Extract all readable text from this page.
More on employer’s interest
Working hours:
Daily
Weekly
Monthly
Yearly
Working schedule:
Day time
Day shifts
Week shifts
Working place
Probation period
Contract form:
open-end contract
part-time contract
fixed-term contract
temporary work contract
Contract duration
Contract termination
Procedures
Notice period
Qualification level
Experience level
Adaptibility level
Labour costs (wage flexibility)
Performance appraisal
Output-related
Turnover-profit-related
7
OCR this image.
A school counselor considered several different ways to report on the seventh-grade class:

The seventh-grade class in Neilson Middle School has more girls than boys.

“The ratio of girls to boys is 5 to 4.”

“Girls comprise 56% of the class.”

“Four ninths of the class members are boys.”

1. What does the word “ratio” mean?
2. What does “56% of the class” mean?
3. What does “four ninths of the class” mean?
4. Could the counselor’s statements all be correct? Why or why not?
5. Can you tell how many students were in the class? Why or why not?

•••••

What the task asks: Find every line in the records that has the string "counselor", then state how many there are and nothing else.

Solution to this exercise: 2